The input:
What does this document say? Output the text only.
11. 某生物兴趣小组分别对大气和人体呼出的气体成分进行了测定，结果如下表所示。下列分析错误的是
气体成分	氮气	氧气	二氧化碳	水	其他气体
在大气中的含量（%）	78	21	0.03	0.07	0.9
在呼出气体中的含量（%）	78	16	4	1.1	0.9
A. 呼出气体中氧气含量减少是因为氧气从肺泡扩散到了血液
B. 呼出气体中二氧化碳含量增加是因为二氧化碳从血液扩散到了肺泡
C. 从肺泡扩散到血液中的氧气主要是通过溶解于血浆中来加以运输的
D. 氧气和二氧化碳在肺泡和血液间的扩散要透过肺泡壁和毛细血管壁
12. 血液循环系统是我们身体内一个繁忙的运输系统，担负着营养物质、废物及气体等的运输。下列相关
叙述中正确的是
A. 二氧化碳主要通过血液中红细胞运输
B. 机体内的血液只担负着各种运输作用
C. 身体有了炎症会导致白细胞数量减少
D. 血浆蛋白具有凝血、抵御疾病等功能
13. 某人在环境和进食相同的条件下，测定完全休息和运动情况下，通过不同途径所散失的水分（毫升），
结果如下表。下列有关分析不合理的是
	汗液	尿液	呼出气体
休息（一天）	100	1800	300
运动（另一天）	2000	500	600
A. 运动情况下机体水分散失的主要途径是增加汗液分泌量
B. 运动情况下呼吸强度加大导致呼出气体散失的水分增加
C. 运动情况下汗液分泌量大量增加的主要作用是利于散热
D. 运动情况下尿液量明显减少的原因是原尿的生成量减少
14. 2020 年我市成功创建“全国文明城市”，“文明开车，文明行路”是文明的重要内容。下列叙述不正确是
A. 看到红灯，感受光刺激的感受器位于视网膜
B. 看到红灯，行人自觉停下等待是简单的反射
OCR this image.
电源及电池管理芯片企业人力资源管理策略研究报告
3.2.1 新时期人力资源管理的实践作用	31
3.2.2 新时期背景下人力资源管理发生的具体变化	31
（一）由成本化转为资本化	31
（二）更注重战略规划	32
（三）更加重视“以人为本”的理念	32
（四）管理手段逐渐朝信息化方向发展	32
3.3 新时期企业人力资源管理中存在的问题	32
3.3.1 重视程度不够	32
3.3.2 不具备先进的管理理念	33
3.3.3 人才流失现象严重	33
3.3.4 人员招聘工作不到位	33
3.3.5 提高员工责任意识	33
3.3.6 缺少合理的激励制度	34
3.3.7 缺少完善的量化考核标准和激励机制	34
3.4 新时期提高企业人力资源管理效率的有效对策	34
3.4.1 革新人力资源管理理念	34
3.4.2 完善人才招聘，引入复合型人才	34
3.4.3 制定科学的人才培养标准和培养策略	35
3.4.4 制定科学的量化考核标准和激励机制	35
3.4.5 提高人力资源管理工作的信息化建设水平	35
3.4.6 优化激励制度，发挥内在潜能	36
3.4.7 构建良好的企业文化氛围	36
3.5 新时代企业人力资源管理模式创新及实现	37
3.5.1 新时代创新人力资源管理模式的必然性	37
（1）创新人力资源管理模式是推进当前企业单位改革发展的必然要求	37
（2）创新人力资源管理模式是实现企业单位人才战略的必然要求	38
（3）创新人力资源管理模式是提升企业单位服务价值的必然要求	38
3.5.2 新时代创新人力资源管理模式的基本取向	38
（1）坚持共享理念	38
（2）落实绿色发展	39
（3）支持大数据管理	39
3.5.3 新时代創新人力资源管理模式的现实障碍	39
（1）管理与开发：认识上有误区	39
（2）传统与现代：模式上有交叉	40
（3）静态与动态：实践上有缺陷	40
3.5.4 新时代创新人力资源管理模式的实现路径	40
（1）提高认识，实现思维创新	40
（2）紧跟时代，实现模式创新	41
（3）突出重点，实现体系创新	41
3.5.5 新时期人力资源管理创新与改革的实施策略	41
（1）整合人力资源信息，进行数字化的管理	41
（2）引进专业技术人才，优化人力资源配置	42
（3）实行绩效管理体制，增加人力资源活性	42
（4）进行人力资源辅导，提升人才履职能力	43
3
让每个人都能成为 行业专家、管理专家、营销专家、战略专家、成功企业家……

Your task: Starting at the line that contains "OCR this image.", write out every line to the end of the entries, exactly as given.

Correct result:
OCR this image.
电源及电池管理芯片企业人力资源管理策略研究报告
3.2.1 新时期人力资源管理的实践作用	31
3.2.2 新时期背景下人力资源管理发生的具体变化	31
（一）由成本化转为资本化	31
（二）更注重战略规划	32
（三）更加重视“以人为本”的理念	32
（四）管理手段逐渐朝信息化方向发展	32
3.3 新时期企业人力资源管理中存在的问题	32
3.3.1 重视程度不够	32
3.3.2 不具备先进的管理理念	33
3.3.3 人才流失现象严重	33
3.3.4 人员招聘工作不到位	33
3.3.5 提高员工责任意识	33
3.3.6 缺少合理的激励制度	34
3.3.7 缺少完善的量化考核标准和激励机制	34
3.4 新时期提高企业人力资源管理效率的有效对策	34
3.4.1 革新人力资源管理理念	34
3.4.2 完善人才招聘，引入复合型人才	34
3.4.3 制定科学的人才培养标准和培养策略	35
3.4.4 制定科学的量化考核标准和激励机制	35
3.4.5 提高人力资源管理工作的信息化建设水平	35
3.4.6 优化激励制度，发挥内在潜能	36
3.4.7 构建良好的企业文化氛围	36
3.5 新时代企业人力资源管理模式创新及实现	37
3.5.1 新时代创新人力资源管理模式的必然性	37
（1）创新人力资源管理模式是推进当前企业单位改革发展的必然要求	37
（2）创新人力资源管理模式是实现企业单位人才战略的必然要求	38
（3）创新人力资源管理模式是提升企业单位服务价值的必然要求	38
3.5.2 新时代创新人力资源管理模式的基本取向	38
（1）坚持共享理念	38
（2）落实绿色发展	39
（3）支持大数据管理	39
3.5.3 新时代創新人力资源管理模式的现实障碍	39
（1）管理与开发：认识上有误区	39
（2）传统与现代：模式上有交叉	40
（3）静态与动态：实践上有缺陷	40
3.5.4 新时代创新人力资源管理模式的实现路径	40
（1）提高认识，实现思维创新	40
（2）紧跟时代，实现模式创新	41
（3）突出重点，实现体系创新	41
3.5.5 新时期人力资源管理创新与改革的实施策略	41
（1）整合人力资源信息，进行数字化的管理	41
（2）引进专业技术人才，优化人力资源配置	42
（3）实行绩效管理体制，增加人力资源活性	42
（4）进行人力资源辅导，提升人才履职能力	43
3
让每个人都能成为 行业专家、管理专家、营销专家、战略专家、成功企业家……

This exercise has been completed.